## Request
Transcribe the data that follows precisely, omitting nothing.

## Data rows
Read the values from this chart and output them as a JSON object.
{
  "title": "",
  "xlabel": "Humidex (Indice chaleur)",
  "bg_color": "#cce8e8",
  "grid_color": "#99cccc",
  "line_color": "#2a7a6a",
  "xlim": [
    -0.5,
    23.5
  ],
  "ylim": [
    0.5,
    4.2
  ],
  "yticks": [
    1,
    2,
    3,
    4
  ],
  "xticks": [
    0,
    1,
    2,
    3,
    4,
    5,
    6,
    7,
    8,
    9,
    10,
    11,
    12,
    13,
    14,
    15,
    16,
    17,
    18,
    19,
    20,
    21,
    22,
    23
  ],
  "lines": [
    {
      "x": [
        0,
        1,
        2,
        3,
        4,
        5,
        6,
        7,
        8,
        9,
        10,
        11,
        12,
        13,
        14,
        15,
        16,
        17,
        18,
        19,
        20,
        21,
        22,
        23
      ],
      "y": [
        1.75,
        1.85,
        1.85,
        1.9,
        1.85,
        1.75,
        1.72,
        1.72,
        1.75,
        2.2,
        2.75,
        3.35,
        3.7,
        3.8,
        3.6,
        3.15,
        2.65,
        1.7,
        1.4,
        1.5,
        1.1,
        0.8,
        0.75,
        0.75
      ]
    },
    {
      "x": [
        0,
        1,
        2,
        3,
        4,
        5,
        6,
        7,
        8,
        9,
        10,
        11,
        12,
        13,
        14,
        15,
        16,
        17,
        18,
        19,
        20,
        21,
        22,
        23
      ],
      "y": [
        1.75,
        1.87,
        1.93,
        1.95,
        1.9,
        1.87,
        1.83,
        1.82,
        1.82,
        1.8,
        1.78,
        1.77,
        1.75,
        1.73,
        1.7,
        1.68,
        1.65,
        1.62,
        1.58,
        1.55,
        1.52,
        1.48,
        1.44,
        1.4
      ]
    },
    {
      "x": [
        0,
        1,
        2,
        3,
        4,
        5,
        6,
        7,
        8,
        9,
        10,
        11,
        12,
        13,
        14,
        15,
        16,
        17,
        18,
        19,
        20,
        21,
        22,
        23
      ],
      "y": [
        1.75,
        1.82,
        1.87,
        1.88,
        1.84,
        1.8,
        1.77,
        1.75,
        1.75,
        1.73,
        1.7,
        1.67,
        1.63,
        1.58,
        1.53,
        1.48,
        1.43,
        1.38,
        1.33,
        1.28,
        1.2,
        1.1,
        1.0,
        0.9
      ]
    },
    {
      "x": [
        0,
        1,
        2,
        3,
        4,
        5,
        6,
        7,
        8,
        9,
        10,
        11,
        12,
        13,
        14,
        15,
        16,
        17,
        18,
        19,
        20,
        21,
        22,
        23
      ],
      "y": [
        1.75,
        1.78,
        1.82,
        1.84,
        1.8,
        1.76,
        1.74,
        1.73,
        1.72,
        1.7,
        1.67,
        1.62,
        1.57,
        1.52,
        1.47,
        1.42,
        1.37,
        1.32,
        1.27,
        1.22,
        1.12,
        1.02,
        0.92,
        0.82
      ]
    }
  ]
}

## Exercise response
Read the values from this chart and output them as a JSON object.
{
  "title": "",
  "xlabel": "Humidex (Indice chaleur)",
  "bg_color": "#cce8e8",
  "grid_color": "#99cccc",
  "line_color": "#2a7a6a",
  "xlim": [
    -0.5,
    23.5
  ],
  "ylim": [
    0.5,
    4.2
  ],
  "yticks": [
    1,
    2,
    3,
    4
  ],
  "xticks": [
    0,
    1,
    2,
    3,
    4,
    5,
    6,
    7,
    8,
    9,
    10,
    11,
    12,
    13,
    14,
    15,
    16,
    17,
    18,
    19,
    20,
    21,
    22,
    23
  ],
  "lines": [
    {
      "x": [
        0,
        1,
        2,
        3,
        4,
        5,
        6,
        7,
        8,
        9,
        10,
        11,
        12,
        13,
        14,
        15,
        16,
        17,
        18,
        19,
        20,
        21,
        22,
        23
      ],
      "y": [
        1.75,
        1.85,
        1.85,
        1.9,
        1.85,
        1.75,
        1.72,
        1.72,
        1.75,
        2.2,
        2.75,
        3.35,
        3.7,
        3.8,
        3.6,
        3.15,
        2.65,
        1.7,
        1.4,
        1.5,
        1.1,
        0.8,
        0.75,
        0.75
      ]
    },
    {
      "x": [
        0,
        1,
        2,
        3,
        4,
        5,
        6,
        7,
        8,
        9,
        10,
        11,
        12,
        13,
        14,
        15,
        16,
        17,
        18,
        19,
        20,
        21,
        22,
        23
      ],
      "y": [
        1.75,
        1.87,
        1.93,
        1.95,
        1.9,
        1.87,
        1.83,
        1.82,
        1.82,
        1.8,
        1.78,
        1.77,
        1.75,
        1.73,
        1.7,
        1.68,
        1.65,
        1.62,
        1.58,
        1.55,
        1.52,
        1.48,
        1.44,
        1.4
      ]
    },
    {
      "x": [
        0,
        1,
        2,
        3,
        4,
        5,
        6,
        7,
        8,
        9,
        10,
        11,
        12,
        13,
        14,
        15,
        16,
        17,
        18,
        19,
        20,
        21,
        22,
        23
      ],
      "y": [
        1.75,
        1.82,
        1.87,
        1.88,
        1.84,
        1.8,
        1.77,
        1.75,
        1.75,
        1.73,
        1.7,
        1.67,
        1.63,
        1.58,
        1.53,
        1.48,
        1.43,
        1.38,
        1.33,
        1.28,
        1.2,
        1.1,
        1.0,
        0.9
      ]
    },
    {
      "x": [
        0,
        1,
        2,
        3,
        4,
        5,
        6,
        7,
        8,
        9,
        10,
        11,
        12,
        13,
        14,
        15,
        16,
        17,
        18,
        19,
        20,
        21,
        22,
        23
      ],
      "y": [
        1.75,
        1.78,
        1.82,
        1.84,
        1.8,
        1.76,
        1.74,
        1.73,
        1.72,
        1.7,
        1.67,
        1.62,
        1.57,
        1.52,
        1.47,
        1.42,
        1.37,
        1.32,
        1.27,
        1.22,
        1.12,
        1.02,
        0.92,
        0.82
      ]
    }
  ]
}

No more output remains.